- _YOUR GOAL_:
Of all the lines in the material, how many include the word "породами"? Reply with the number alone.
#####
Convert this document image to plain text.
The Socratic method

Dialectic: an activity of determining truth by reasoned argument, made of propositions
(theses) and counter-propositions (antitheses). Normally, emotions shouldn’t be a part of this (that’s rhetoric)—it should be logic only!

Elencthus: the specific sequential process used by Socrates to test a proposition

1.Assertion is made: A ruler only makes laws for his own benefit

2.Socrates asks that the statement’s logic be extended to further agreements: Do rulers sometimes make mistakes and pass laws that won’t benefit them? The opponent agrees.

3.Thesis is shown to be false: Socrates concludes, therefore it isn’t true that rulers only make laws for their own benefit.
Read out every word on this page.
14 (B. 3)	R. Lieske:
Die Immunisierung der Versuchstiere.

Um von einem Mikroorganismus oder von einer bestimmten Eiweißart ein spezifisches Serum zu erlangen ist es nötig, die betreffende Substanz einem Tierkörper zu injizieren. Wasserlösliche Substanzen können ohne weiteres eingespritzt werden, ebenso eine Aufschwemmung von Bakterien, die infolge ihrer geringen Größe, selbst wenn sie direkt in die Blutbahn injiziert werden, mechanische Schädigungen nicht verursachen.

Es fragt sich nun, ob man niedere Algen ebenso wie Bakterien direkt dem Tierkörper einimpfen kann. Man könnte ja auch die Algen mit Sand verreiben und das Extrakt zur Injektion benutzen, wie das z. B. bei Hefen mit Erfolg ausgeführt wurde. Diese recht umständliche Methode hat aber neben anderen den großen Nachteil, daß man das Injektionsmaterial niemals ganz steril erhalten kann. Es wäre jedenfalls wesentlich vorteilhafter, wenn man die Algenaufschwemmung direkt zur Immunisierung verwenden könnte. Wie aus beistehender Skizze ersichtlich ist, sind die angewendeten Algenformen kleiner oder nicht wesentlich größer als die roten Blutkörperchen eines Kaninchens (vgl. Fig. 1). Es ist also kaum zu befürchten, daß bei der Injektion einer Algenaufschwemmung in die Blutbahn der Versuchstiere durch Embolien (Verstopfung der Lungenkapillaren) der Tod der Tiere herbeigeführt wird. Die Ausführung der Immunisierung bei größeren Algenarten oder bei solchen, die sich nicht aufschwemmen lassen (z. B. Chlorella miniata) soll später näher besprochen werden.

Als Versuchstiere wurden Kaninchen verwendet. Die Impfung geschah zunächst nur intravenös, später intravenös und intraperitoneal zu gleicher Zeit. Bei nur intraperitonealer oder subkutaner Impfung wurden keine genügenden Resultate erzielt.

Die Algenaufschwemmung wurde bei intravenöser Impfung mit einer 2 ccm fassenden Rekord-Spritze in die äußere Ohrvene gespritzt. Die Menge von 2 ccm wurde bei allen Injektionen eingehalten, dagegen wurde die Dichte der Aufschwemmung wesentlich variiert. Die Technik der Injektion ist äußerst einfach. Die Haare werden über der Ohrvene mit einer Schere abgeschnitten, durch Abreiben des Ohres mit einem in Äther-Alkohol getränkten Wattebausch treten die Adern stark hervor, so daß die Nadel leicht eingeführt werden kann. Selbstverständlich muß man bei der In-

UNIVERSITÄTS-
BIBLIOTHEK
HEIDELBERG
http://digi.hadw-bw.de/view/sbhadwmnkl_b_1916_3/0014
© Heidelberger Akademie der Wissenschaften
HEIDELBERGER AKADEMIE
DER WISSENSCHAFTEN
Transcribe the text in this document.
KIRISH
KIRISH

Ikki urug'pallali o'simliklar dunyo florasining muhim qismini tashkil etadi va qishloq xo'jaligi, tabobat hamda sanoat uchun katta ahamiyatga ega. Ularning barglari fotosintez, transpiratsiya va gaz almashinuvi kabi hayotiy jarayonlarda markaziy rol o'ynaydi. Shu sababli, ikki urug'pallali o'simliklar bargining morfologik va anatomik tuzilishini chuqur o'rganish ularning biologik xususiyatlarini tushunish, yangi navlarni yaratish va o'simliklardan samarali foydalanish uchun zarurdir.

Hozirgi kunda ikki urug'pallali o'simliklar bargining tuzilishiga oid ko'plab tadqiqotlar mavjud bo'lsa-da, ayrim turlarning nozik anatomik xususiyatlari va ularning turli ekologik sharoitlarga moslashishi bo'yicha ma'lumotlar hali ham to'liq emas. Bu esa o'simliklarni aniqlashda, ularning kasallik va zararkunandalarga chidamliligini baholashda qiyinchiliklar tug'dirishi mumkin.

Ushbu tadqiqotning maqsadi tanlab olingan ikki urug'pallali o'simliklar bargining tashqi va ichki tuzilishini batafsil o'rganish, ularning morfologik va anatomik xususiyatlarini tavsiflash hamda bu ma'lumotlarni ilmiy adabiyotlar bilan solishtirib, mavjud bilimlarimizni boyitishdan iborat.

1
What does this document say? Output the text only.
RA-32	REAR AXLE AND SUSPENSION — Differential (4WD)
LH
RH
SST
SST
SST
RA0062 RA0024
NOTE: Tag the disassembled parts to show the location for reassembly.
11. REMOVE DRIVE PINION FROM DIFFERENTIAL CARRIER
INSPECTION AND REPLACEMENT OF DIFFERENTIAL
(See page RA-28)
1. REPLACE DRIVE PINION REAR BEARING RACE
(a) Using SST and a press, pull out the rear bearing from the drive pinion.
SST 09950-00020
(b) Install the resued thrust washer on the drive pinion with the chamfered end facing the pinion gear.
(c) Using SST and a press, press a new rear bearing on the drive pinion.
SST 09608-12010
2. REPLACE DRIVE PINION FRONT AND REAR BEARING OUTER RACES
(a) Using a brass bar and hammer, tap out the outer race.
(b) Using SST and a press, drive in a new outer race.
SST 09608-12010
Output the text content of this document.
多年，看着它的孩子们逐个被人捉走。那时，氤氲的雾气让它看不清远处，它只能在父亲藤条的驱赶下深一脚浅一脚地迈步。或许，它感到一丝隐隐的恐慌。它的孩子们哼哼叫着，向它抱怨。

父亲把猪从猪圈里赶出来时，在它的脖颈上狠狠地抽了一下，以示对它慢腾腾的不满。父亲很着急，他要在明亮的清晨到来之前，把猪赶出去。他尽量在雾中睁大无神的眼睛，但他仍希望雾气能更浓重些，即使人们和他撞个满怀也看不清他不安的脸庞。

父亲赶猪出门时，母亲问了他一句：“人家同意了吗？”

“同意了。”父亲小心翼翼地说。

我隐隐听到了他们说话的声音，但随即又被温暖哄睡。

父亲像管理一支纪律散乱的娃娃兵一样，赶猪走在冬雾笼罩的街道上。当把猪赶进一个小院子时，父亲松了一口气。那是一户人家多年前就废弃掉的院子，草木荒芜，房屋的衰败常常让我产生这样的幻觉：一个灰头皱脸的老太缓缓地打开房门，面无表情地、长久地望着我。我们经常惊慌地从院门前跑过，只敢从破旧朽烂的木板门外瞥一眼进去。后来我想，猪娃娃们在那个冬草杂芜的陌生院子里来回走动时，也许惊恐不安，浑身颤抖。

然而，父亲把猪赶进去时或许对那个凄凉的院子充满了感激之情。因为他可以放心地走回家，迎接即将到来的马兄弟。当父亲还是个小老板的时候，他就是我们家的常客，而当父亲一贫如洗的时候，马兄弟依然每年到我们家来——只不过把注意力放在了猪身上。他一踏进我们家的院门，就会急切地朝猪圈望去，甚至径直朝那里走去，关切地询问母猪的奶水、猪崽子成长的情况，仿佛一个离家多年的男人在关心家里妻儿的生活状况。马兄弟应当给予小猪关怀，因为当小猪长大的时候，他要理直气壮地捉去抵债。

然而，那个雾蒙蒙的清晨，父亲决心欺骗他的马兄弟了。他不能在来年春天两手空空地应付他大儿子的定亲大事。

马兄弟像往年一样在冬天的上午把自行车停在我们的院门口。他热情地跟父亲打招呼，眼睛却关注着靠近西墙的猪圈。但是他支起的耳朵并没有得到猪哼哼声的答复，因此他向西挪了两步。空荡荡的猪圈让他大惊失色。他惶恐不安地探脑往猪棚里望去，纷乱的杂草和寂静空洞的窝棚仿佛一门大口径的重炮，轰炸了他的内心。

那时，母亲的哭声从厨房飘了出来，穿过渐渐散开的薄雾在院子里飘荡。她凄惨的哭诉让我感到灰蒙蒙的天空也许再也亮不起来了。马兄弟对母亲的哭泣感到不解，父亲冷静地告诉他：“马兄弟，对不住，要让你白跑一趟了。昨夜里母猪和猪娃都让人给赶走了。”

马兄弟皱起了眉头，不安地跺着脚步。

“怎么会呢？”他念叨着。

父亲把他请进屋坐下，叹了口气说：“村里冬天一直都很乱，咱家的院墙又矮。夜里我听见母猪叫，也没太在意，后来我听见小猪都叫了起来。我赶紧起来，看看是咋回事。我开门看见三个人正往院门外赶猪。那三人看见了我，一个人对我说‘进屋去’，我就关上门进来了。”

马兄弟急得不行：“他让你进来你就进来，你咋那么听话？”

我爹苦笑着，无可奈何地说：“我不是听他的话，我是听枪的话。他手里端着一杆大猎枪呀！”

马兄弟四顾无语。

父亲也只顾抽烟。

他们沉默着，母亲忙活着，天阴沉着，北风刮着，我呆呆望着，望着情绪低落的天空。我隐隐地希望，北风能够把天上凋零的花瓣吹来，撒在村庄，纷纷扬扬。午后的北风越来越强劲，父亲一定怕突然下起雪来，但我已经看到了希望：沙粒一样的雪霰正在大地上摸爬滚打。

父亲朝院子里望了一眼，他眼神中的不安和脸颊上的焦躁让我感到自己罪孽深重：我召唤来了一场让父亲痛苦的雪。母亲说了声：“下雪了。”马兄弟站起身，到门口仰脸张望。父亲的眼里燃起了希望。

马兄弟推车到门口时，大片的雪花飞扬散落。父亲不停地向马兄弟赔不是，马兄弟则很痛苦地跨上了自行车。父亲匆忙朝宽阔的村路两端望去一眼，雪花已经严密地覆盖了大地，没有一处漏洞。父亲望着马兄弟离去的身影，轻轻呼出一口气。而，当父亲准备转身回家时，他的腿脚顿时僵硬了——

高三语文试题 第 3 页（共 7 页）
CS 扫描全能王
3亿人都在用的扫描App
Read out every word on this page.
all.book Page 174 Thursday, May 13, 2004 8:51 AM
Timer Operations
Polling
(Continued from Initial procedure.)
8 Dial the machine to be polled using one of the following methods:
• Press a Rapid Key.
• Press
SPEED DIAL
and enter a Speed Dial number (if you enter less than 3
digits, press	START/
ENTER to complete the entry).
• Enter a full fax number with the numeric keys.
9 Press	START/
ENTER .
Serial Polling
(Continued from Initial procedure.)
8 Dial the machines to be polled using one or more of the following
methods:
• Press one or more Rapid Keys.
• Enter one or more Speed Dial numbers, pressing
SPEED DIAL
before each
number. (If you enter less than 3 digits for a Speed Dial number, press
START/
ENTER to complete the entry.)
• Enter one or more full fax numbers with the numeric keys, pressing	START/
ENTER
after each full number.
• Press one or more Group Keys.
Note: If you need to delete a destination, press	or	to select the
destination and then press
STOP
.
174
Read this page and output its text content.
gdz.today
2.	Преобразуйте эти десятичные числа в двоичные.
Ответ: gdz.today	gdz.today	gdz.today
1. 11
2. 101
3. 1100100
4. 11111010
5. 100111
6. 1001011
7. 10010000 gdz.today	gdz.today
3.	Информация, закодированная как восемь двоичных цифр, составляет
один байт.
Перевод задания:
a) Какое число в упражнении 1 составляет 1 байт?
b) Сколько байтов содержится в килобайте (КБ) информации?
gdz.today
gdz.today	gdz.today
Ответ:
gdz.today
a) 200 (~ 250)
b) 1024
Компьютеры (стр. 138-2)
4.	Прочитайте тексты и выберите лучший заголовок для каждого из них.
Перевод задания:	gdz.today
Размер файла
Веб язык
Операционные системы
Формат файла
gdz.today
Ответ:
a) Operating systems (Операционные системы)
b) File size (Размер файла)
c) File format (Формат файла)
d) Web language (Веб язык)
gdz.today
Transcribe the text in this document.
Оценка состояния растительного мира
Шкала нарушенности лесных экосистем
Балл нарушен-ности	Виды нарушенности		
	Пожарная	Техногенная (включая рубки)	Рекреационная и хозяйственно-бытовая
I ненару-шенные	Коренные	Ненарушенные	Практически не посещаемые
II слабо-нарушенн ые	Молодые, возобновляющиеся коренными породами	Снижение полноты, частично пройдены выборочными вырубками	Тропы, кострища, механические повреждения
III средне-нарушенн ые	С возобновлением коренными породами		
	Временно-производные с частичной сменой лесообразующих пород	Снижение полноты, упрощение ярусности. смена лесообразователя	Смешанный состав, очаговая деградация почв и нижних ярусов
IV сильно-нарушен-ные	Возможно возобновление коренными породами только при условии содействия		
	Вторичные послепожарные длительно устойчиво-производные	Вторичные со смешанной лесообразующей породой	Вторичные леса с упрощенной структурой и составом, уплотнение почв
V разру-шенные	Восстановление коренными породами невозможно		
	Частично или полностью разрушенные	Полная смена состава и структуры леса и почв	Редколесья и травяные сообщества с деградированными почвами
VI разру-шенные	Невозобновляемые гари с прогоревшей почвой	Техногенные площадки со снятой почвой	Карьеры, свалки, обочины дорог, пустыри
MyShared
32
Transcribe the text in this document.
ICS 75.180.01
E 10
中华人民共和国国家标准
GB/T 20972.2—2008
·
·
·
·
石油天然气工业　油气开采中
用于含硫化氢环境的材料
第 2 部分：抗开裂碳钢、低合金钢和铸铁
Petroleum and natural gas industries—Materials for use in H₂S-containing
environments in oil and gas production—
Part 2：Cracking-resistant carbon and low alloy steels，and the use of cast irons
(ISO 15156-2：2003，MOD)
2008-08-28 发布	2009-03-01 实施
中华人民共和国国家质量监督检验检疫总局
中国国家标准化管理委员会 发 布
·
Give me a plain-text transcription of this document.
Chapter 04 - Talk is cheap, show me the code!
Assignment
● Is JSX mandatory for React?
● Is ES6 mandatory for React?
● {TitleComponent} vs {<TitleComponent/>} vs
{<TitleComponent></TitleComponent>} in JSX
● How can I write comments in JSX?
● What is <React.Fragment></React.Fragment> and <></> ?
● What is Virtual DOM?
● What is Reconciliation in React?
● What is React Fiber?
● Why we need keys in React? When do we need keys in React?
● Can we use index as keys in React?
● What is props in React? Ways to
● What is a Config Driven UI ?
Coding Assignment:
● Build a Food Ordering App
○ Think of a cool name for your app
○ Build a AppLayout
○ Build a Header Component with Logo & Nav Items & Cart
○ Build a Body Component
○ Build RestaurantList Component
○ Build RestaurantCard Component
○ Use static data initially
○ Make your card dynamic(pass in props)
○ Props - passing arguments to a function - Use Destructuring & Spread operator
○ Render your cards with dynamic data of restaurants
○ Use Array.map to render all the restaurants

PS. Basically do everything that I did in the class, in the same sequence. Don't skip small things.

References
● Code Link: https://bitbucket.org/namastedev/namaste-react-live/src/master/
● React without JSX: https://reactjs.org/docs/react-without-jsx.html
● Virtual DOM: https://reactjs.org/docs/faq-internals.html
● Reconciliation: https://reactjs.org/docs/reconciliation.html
#####
- _TASK RESULT_:
4